== Segment start ==

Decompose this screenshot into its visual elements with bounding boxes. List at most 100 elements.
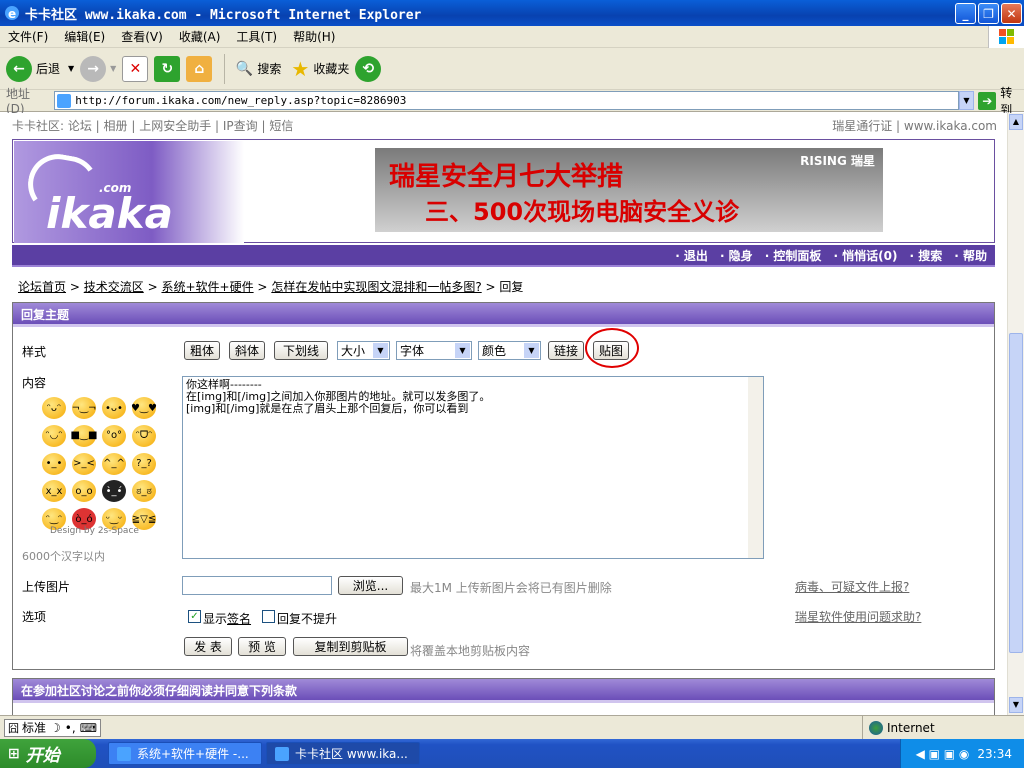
home-button[interactable]: ⌂: [186, 55, 213, 82]
task2-label: 卡卡社区 www.ika...: [295, 747, 408, 761]
close-button[interactable]: ✕: [1001, 3, 1022, 24]
emoticon-icon[interactable]: ■‿■: [71, 424, 97, 447]
help-link[interactable]: 瑞星软件使用问题求助?: [795, 608, 921, 625]
taskbar-item-ikaka[interactable]: 卡卡社区 www.ika...: [266, 742, 420, 765]
scroll-down-icon[interactable]: ▼: [1009, 697, 1023, 713]
scroll-thumb[interactable]: [1009, 333, 1023, 653]
tray-icons[interactable]: ◀ ▣ ▣ ◉: [916, 747, 970, 761]
menu-file[interactable]: 文件(F): [0, 28, 56, 45]
crumb-tech[interactable]: 技术交流区: [84, 280, 144, 294]
content-label: 内容: [22, 376, 47, 390]
punctuation-icon: •,: [64, 720, 76, 735]
ad-banner[interactable]: 瑞星安全月七大举措 三、500次现场电脑安全义诊 RISING 瑞星: [375, 148, 883, 232]
char-limit: 6000个汉字以内: [22, 550, 105, 563]
search-button[interactable]: 🔍 搜索: [231, 56, 282, 82]
emoticon-icon[interactable]: x_x: [42, 480, 66, 503]
menu-help[interactable]: 帮助(H): [285, 28, 343, 45]
crumb-home[interactable]: 论坛首页: [18, 280, 66, 294]
ad-line-1: 瑞星安全月七大举措: [389, 162, 624, 192]
virus-report-link[interactable]: 病毒、可疑文件上报?: [795, 578, 909, 595]
back-button[interactable]: ← 后退 ▼: [6, 55, 74, 82]
nav-search[interactable]: · 搜索: [910, 247, 943, 264]
windows-flag-icon: ⊞: [8, 745, 20, 762]
ikaka-logo[interactable]: .com ikaka: [14, 141, 244, 243]
emoticon-icon[interactable]: ¬‿¬: [72, 397, 96, 419]
menu-edit[interactable]: 编辑(E): [56, 28, 113, 45]
forward-button[interactable]: → ▼: [80, 55, 116, 82]
nav-control-panel[interactable]: · 控制面板: [765, 247, 822, 264]
no-bump-label[interactable]: 回复不提升: [277, 610, 337, 627]
crumb-system[interactable]: 系统+软件+硬件: [161, 280, 253, 294]
nav-logout[interactable]: · 退出: [675, 247, 708, 264]
ie-icon: [117, 746, 131, 761]
address-dropdown-icon[interactable]: ▼: [958, 91, 975, 110]
options-label: 选项: [22, 610, 47, 624]
preview-button[interactable]: 预 览: [238, 637, 286, 656]
emoticon-icon[interactable]: ♥‿♥: [131, 397, 157, 419]
emoticon-grid: ᵔᴗᵔ ¬‿¬ •ᴗ• ♥‿♥ ᵔ◡ᵔ ■‿■ °o° ᵔᗜᵔ •_• >_< …: [38, 393, 158, 538]
show-signature-checkbox[interactable]: ✓: [188, 610, 201, 623]
scroll-up-icon[interactable]: ▲: [1009, 114, 1023, 130]
logo-text: ikaka: [46, 189, 173, 238]
emoticon-icon[interactable]: ᵔᴗᵔ: [42, 397, 66, 419]
italic-button[interactable]: 斜体: [229, 341, 265, 360]
forward-dropdown-icon[interactable]: ▼: [110, 64, 116, 73]
svg-text:e: e: [8, 7, 16, 21]
top-nav-right[interactable]: 瑞星通行证 | www.ikaka.com: [832, 117, 997, 134]
show-text: 显示: [203, 612, 228, 626]
emoticon-icon[interactable]: ᵔᗜᵔ: [132, 424, 156, 447]
crumb-topic[interactable]: 怎样在发帖中实现图文混排和一帖多图?: [271, 280, 481, 294]
textarea-scrollbar[interactable]: [748, 377, 763, 558]
menu-favorites[interactable]: 收藏(A): [171, 28, 229, 45]
ime-bar[interactable]: 囧 标准 ☽ •, ⌨: [4, 718, 102, 737]
font-select[interactable]: 字体 ▼: [396, 341, 472, 360]
forum-nav: · 退出 · 隐身 · 控制面板 · 悄悄话(0) · 搜索 · 帮助: [12, 245, 995, 267]
emoticon-icon[interactable]: •̀_•́: [102, 480, 126, 503]
crumb-reply: 回复: [499, 280, 524, 294]
nav-invisible[interactable]: · 隐身: [720, 247, 753, 264]
address-input[interactable]: http://forum.ikaka.com/new_reply.asp?top…: [54, 91, 959, 110]
emoticon-icon[interactable]: ^_^: [102, 452, 126, 475]
emoticon-icon[interactable]: o_o: [72, 480, 96, 503]
favorites-button[interactable]: ★ 收藏夹: [287, 56, 349, 82]
nav-help[interactable]: · 帮助: [954, 247, 987, 264]
link-button[interactable]: 链接: [548, 341, 584, 360]
size-select[interactable]: 大小 ▼: [337, 341, 390, 360]
copy-button[interactable]: 复制到剪贴板: [293, 637, 408, 656]
top-nav-left[interactable]: 卡卡社区: 论坛 | 相册 | 上网安全助手 | IP查询 | 短信: [12, 119, 293, 133]
stop-button[interactable]: ✕: [122, 55, 149, 82]
menu-tools[interactable]: 工具(T): [228, 28, 285, 45]
underline-button[interactable]: 下划线: [274, 341, 328, 360]
back-dropdown-icon[interactable]: ▼: [68, 64, 74, 73]
restore-button[interactable]: ❐: [978, 3, 999, 24]
content-line: [img]和[/img]就是在点了眉头上那个回复后，你可以看到: [186, 402, 469, 415]
minimize-button[interactable]: _: [955, 3, 976, 24]
emoticon-credit: Design by 2s-Space: [50, 526, 139, 536]
refresh-button[interactable]: ↻: [154, 55, 181, 82]
submit-button[interactable]: 发 表: [184, 637, 232, 656]
upload-file-input[interactable]: [182, 576, 332, 595]
nav-messages[interactable]: · 悄悄话(0): [833, 247, 897, 264]
emoticon-icon[interactable]: ?_?: [132, 452, 156, 475]
signature-link[interactable]: 签名: [227, 612, 251, 626]
no-bump-checkbox[interactable]: [262, 610, 275, 623]
color-select[interactable]: 颜色 ▼: [478, 341, 541, 360]
emoticon-icon[interactable]: ᵔ◡ᵔ: [42, 424, 66, 447]
history-button[interactable]: ⟲: [355, 55, 382, 82]
emoticon-icon[interactable]: >_<: [72, 452, 96, 475]
taskbar-item-system[interactable]: 系统+软件+硬件 -...: [108, 742, 262, 765]
vertical-scrollbar[interactable]: ▲ ▼: [1007, 113, 1024, 715]
emoticon-icon[interactable]: ಠ_ಠ: [132, 480, 156, 503]
menu-view[interactable]: 查看(V): [113, 28, 171, 45]
bold-button[interactable]: 粗体: [184, 341, 220, 360]
ie-icon: [275, 746, 289, 761]
emoticon-icon[interactable]: •ᴗ•: [102, 397, 126, 419]
browse-button[interactable]: 浏览...: [338, 576, 403, 595]
emoticon-icon[interactable]: •_•: [42, 452, 66, 475]
show-signature-label[interactable]: 显示签名: [203, 610, 251, 627]
status-bar: 囧 标准 ☽ •, ⌨ Internet: [0, 715, 1024, 739]
start-button[interactable]: ⊞ 开始: [0, 739, 96, 768]
content-textarea[interactable]: 你这样啊-------- 在[img]和[/img]之间加入你那图片的地址。就可…: [182, 376, 764, 559]
emoticon-icon[interactable]: °o°: [102, 424, 126, 447]
ie-icon: e: [5, 6, 19, 21]
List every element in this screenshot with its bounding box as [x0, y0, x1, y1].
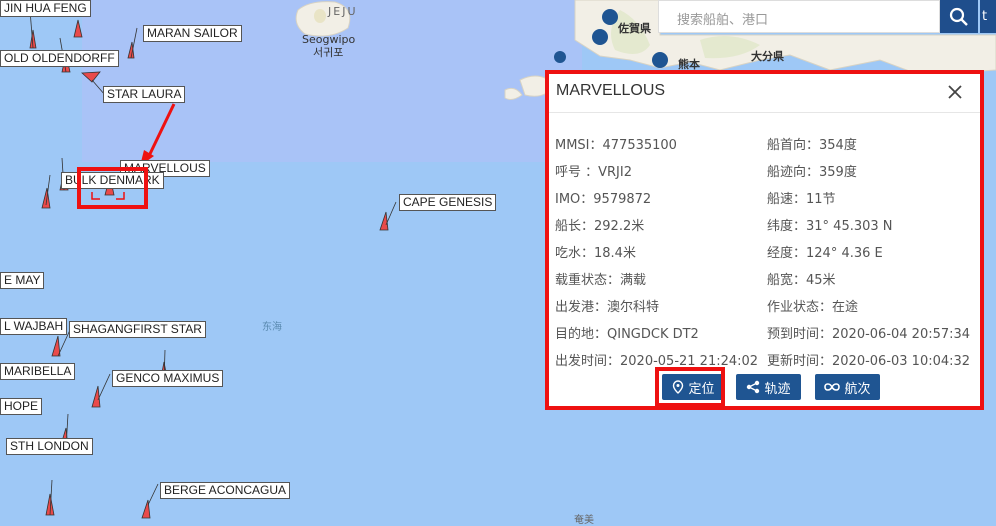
ship-info-popup: MARVELLOUS MMSI：477535100 呼号 ：VRJI2 IMO：…	[545, 70, 984, 410]
sea-label-east-china-sea: 东海	[262, 322, 282, 333]
place-label-jeju: JEJU	[328, 5, 358, 18]
popup-header: MARVELLOUS	[549, 74, 980, 113]
ship-label[interactable]: GENCO MAXIMUS	[112, 370, 224, 387]
place-label-oita: 大分県	[751, 50, 784, 63]
info-heading: 船首向：354度	[767, 138, 857, 153]
info-eta: 预到时间：2020-06-04 20:57:34	[767, 327, 971, 342]
info-latitude: 纬度：31° 45.303 N	[767, 219, 893, 234]
locate-button-label: 定位	[688, 381, 715, 397]
ship-label[interactable]: SHAGANGFIRST STAR	[69, 321, 206, 338]
track-button-label: 轨迹	[764, 381, 791, 397]
infinity-icon	[824, 382, 841, 392]
place-label-seogwipo-kr: 서귀포	[313, 46, 344, 59]
ship-label[interactable]: HOPE	[0, 398, 43, 415]
search-input[interactable]: 搜索船舶、港口	[658, 0, 940, 33]
port-marker[interactable]	[554, 51, 566, 63]
voyage-button-label: 航次	[844, 381, 871, 397]
ship-label[interactable]: BERGE ACONCAGUA	[160, 482, 291, 499]
info-departure-time: 出发时间：2020-05-21 21:24:02	[555, 354, 759, 369]
info-operation-status: 作业状态：在途	[767, 300, 859, 315]
info-draft: 吃水：18.4米	[555, 246, 636, 261]
info-update-time: 更新时间：2020-06-03 10:04:32	[767, 354, 971, 369]
info-length: 船长：292.2米	[555, 219, 645, 234]
ship-label[interactable]: MARIBELLA	[0, 363, 76, 380]
info-speed: 船速：11节	[767, 192, 836, 207]
share-icon	[746, 380, 760, 394]
ship-label[interactable]: CAPE GENESIS	[399, 194, 497, 211]
port-marker[interactable]	[592, 29, 608, 45]
voyage-button[interactable]: 航次	[815, 374, 880, 400]
search-icon	[949, 7, 968, 26]
track-button[interactable]: 轨迹	[736, 374, 801, 400]
info-mmsi: MMSI：477535100	[555, 138, 677, 153]
ship-label[interactable]: JIN HUA FENG	[0, 0, 91, 17]
info-beam: 船宽：45米	[767, 273, 836, 288]
place-label-saga: 佐賀県	[618, 22, 651, 35]
close-icon[interactable]	[946, 83, 964, 101]
locate-button[interactable]: 定位	[662, 374, 725, 400]
ship-label[interactable]: L WAJBAH	[0, 318, 68, 335]
ship-label[interactable]: STH LONDON	[6, 438, 93, 455]
location-pin-icon	[672, 380, 684, 394]
info-destination: 目的地：QINGDCK DT2	[555, 327, 699, 342]
info-callsign: 呼号 ：VRJI2	[555, 165, 632, 180]
popup-title: MARVELLOUS	[556, 82, 666, 99]
ship-label[interactable]: MARAN SAILOR	[143, 25, 242, 42]
info-imo: IMO：9579872	[555, 192, 652, 207]
info-longitude: 经度：124° 4.36 E	[767, 246, 883, 261]
ship-label[interactable]: E MAY	[0, 272, 45, 289]
info-departure-port: 出发港：澳尔科特	[555, 300, 660, 315]
info-course: 船迹向：359度	[767, 165, 857, 180]
ship-label[interactable]: STAR LAURA	[103, 86, 186, 103]
ship-label[interactable]: BULK DENMARK	[61, 172, 164, 189]
top-extra-button[interactable]: t	[980, 0, 996, 33]
ship-label[interactable]: OLD OLDENDORFF	[0, 50, 119, 67]
info-load-status: 载重状态：满载	[555, 273, 647, 288]
search-button[interactable]	[940, 0, 978, 33]
port-marker[interactable]	[652, 52, 668, 68]
port-marker[interactable]	[602, 9, 618, 25]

== Segment end ==

DIRECTIONS FOR THIS TASK
Select, from the listing, all lines that include the word "status".

TASK SOLUTION
status-bar: 囧 标准 ☽ •, ⌨ Internet: [0, 715, 1024, 739]
info-operation-status: 作业状态：在途	[767, 300, 859, 315]
info-load-status: 载重状态：满载	[555, 273, 647, 288]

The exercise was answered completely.